_Provided information_
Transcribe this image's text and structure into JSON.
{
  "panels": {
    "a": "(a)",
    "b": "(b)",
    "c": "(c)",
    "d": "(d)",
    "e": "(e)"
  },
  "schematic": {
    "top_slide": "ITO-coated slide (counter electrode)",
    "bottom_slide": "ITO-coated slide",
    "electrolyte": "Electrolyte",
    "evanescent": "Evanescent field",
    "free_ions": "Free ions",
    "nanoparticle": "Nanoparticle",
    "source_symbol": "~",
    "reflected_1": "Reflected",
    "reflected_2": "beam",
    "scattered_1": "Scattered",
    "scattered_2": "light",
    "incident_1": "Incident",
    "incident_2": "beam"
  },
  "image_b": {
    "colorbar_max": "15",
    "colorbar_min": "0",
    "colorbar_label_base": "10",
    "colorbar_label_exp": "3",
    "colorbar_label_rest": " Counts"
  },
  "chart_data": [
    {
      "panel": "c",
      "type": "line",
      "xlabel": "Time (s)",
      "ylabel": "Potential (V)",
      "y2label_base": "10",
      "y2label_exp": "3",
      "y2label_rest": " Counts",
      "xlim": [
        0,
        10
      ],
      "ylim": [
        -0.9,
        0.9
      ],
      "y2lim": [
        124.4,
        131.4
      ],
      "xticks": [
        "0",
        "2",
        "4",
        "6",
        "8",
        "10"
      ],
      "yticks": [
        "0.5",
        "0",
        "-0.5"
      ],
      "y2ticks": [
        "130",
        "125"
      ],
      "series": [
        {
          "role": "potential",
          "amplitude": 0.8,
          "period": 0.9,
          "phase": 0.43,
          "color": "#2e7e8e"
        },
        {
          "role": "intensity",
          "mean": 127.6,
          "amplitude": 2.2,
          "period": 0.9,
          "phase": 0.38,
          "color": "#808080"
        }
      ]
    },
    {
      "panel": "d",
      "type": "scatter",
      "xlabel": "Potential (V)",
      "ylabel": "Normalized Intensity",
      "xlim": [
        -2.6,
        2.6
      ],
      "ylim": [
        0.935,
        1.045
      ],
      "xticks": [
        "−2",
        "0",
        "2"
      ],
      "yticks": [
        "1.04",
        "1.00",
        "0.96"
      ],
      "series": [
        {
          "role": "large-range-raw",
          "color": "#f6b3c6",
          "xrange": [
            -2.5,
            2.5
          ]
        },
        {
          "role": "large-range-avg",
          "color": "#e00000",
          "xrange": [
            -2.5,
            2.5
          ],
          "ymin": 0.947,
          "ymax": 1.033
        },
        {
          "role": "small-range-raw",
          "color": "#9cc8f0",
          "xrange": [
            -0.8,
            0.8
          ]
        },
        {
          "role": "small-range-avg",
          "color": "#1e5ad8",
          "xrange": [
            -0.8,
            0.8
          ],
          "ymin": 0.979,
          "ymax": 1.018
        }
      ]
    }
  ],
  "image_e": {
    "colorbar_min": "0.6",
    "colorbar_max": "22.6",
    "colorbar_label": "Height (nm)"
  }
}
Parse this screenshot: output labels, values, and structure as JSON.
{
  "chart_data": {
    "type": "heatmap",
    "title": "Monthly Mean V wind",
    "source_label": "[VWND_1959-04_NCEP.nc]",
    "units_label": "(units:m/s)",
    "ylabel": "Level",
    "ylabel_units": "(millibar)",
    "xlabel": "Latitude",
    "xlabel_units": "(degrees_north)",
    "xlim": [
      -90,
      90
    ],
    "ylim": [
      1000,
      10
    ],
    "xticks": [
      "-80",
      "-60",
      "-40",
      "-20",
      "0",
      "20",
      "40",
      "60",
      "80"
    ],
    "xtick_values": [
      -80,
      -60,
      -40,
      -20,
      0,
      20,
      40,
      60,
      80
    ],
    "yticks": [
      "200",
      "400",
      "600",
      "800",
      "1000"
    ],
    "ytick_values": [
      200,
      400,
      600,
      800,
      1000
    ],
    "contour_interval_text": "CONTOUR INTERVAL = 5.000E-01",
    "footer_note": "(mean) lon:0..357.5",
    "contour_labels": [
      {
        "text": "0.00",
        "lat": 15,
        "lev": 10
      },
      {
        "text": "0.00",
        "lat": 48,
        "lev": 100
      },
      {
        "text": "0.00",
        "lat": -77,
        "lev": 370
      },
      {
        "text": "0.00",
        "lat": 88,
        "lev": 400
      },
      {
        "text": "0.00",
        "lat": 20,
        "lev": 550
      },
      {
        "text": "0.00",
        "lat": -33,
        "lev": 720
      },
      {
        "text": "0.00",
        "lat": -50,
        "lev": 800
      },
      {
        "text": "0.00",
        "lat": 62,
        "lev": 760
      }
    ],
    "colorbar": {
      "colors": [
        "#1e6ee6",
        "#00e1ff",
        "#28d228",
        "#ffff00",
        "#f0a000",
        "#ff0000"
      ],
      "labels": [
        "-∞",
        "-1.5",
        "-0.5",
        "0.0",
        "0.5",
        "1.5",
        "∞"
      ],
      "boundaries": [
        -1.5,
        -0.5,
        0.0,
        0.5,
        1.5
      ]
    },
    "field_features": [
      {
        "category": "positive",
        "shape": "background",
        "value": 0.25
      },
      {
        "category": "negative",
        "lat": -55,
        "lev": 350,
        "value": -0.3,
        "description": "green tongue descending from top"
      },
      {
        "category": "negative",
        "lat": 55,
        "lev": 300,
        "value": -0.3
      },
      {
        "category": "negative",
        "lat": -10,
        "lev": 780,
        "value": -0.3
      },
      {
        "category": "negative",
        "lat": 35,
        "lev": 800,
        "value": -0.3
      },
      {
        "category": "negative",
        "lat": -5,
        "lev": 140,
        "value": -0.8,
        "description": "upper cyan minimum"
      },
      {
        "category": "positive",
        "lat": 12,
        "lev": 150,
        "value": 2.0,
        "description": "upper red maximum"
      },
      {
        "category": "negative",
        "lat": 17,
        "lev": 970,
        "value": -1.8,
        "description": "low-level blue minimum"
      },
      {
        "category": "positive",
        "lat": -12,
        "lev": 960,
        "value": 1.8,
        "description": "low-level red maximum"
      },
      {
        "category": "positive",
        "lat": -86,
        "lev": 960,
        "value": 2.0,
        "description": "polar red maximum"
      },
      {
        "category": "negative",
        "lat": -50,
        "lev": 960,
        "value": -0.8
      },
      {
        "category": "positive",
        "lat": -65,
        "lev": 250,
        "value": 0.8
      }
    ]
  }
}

_Task prompt_
Repeat the entries exactly, all of them.

_Reply_
Transcribe this image's text and structure into JSON.
{
  "panels": {
    "a": "(a)",
    "b": "(b)",
    "c": "(c)",
    "d": "(d)",
    "e": "(e)"
  },
  "schematic": {
    "top_slide": "ITO-coated slide (counter electrode)",
    "bottom_slide": "ITO-coated slide",
    "electrolyte": "Electrolyte",
    "evanescent": "Evanescent field",
    "free_ions": "Free ions",
    "nanoparticle": "Nanoparticle",
    "source_symbol": "~",
    "reflected_1": "Reflected",
    "reflected_2": "beam",
    "scattered_1": "Scattered",
    "scattered_2": "light",
    "incident_1": "Incident",
    "incident_2": "beam"
  },
  "image_b": {
    "colorbar_max": "15",
    "colorbar_min": "0",
    "colorbar_label_base": "10",
    "colorbar_label_exp": "3",
    "colorbar_label_rest": " Counts"
  },
  "chart_data": [
    {
      "panel": "c",
      "type": "line",
      "xlabel": "Time (s)",
      "ylabel": "Potential (V)",
      "y2label_base": "10",
      "y2label_exp": "3",
      "y2label_rest": " Counts",
      "xlim": [
        0,
        10
      ],
      "ylim": [
        -0.9,
        0.9
      ],
      "y2lim": [
        124.4,
        131.4
      ],
      "xticks": [
        "0",
        "2",
        "4",
        "6",
        "8",
        "10"
      ],
      "yticks": [
        "0.5",
        "0",
        "-0.5"
      ],
      "y2ticks": [
        "130",
        "125"
      ],
      "series": [
        {
          "role": "potential",
          "amplitude": 0.8,
          "period": 0.9,
          "phase": 0.43,
          "color": "#2e7e8e"
        },
        {
          "role": "intensity",
          "mean": 127.6,
          "amplitude": 2.2,
          "period": 0.9,
          "phase": 0.38,
          "color": "#808080"
        }
      ]
    },
    {
      "panel": "d",
      "type": "scatter",
      "xlabel": "Potential (V)",
      "ylabel": "Normalized Intensity",
      "xlim": [
        -2.6,
        2.6
      ],
      "ylim": [
        0.935,
        1.045
      ],
      "xticks": [
        "−2",
        "0",
        "2"
      ],
      "yticks": [
        "1.04",
        "1.00",
        "0.96"
      ],
      "series": [
        {
          "role": "large-range-raw",
          "color": "#f6b3c6",
          "xrange": [
            -2.5,
            2.5
          ]
        },
        {
          "role": "large-range-avg",
          "color": "#e00000",
          "xrange": [
            -2.5,
            2.5
          ],
          "ymin": 0.947,
          "ymax": 1.033
        },
        {
          "role": "small-range-raw",
          "color": "#9cc8f0",
          "xrange": [
            -0.8,
            0.8
          ]
        },
        {
          "role": "small-range-avg",
          "color": "#1e5ad8",
          "xrange": [
            -0.8,
            0.8
          ],
          "ymin": 0.979,
          "ymax": 1.018
        }
      ]
    }
  ],
  "image_e": {
    "colorbar_min": "0.6",
    "colorbar_max": "22.6",
    "colorbar_label": "Height (nm)"
  }
}
Parse this screenshot: output labels, values, and structure as JSON.
{
  "chart_data": {
    "type": "heatmap",
    "title": "Monthly Mean V wind",
    "source_label": "[VWND_1959-04_NCEP.nc]",
    "units_label": "(units:m/s)",
    "ylabel": "Level",
    "ylabel_units": "(millibar)",
    "xlabel": "Latitude",
    "xlabel_units": "(degrees_north)",
    "xlim": [
      -90,
      90
    ],
    "ylim": [
      1000,
      10
    ],
    "xticks": [
      "-80",
      "-60",
      "-40",
      "-20",
      "0",
      "20",
      "40",
      "60",
      "80"
    ],
    "xtick_values": [
      -80,
      -60,
      -40,
      -20,
      0,
      20,
      40,
      60,
      80
    ],
    "yticks": [
      "200",
      "400",
      "600",
      "800",
      "1000"
    ],
    "ytick_values": [
      200,
      400,
      600,
      800,
      1000
    ],
    "contour_interval_text": "CONTOUR INTERVAL = 5.000E-01",
    "footer_note": "(mean) lon:0..357.5",
    "contour_labels": [
      {
        "text": "0.00",
        "lat": 15,
        "lev": 10
      },
      {
        "text": "0.00",
        "lat": 48,
        "lev": 100
      },
      {
        "text": "0.00",
        "lat": -77,
        "lev": 370
      },
      {
        "text": "0.00",
        "lat": 88,
        "lev": 400
      },
      {
        "text": "0.00",
        "lat": 20,
        "lev": 550
      },
      {
        "text": "0.00",
        "lat": -33,
        "lev": 720
      },
      {
        "text": "0.00",
        "lat": -50,
        "lev": 800
      },
      {
        "text": "0.00",
        "lat": 62,
        "lev": 760
      }
    ],
    "colorbar": {
      "colors": [
        "#1e6ee6",
        "#00e1ff",
        "#28d228",
        "#ffff00",
        "#f0a000",
        "#ff0000"
      ],
      "labels": [
        "-∞",
        "-1.5",
        "-0.5",
        "0.0",
        "0.5",
        "1.5",
        "∞"
      ],
      "boundaries": [
        -1.5,
        -0.5,
        0.0,
        0.5,
        1.5
      ]
    },
    "field_features": [
      {
        "category": "positive",
        "shape": "background",
        "value": 0.25
      },
      {
        "category": "negative",
        "lat": -55,
        "lev": 350,
        "value": -0.3,
        "description": "green tongue descending from top"
      },
      {
        "category": "negative",
        "lat": 55,
        "lev": 300,
        "value": -0.3
      },
      {
        "category": "negative",
        "lat": -10,
        "lev": 780,
        "value": -0.3
      },
      {
        "category": "negative",
        "lat": 35,
        "lev": 800,
        "value": -0.3
      },
      {
        "category": "negative",
        "lat": -5,
        "lev": 140,
        "value": -0.8,
        "description": "upper cyan minimum"
      },
      {
        "category": "positive",
        "lat": 12,
        "lev": 150,
        "value": 2.0,
        "description": "upper red maximum"
      },
      {
        "category": "negative",
        "lat": 17,
        "lev": 970,
        "value": -1.8,
        "description": "low-level blue minimum"
      },
      {
        "category": "positive",
        "lat": -12,
        "lev": 960,
        "value": 1.8,
        "description": "low-level red maximum"
      },
      {
        "category": "positive",
        "lat": -86,
        "lev": 960,
        "value": 2.0,
        "description": "polar red maximum"
      },
      {
        "category": "negative",
        "lat": -50,
        "lev": 960,
        "value": -0.8
      },
      {
        "category": "positive",
        "lat": -65,
        "lev": 250,
        "value": 0.8
      }
    ]
  }
}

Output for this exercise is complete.